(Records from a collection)
..............................

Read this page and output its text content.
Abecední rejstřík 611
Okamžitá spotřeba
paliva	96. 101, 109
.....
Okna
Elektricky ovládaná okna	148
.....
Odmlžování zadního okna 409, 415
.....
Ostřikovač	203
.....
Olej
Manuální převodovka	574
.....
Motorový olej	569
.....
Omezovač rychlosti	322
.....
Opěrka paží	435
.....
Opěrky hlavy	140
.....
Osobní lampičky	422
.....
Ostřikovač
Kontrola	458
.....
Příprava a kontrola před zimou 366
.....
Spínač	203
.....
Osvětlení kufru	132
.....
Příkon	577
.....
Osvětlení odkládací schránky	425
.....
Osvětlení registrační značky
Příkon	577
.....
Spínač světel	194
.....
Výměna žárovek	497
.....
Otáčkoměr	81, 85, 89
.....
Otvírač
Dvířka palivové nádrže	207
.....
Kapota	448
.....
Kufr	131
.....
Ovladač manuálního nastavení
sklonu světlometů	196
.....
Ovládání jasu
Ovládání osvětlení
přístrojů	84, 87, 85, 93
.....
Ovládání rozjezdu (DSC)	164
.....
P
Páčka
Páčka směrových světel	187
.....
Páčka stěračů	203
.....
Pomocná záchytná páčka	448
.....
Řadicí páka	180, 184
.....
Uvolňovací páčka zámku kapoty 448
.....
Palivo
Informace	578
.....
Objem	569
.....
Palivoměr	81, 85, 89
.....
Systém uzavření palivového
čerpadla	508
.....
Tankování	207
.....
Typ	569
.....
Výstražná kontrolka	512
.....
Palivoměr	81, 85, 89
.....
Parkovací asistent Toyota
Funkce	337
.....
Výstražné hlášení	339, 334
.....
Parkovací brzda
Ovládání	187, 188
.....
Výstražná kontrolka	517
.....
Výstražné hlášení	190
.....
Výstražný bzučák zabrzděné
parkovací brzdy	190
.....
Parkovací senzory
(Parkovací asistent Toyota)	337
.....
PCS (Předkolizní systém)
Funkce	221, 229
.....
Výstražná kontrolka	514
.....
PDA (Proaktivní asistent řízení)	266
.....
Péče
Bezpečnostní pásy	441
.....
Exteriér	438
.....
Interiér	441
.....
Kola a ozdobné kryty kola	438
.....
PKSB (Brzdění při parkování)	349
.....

..............................

(Written request):
Which lines in the records above contain the string "hlášení"? Copy each one.

(Full solution):
Výstražné hlášení	339, 334
Výstražné hlášení	190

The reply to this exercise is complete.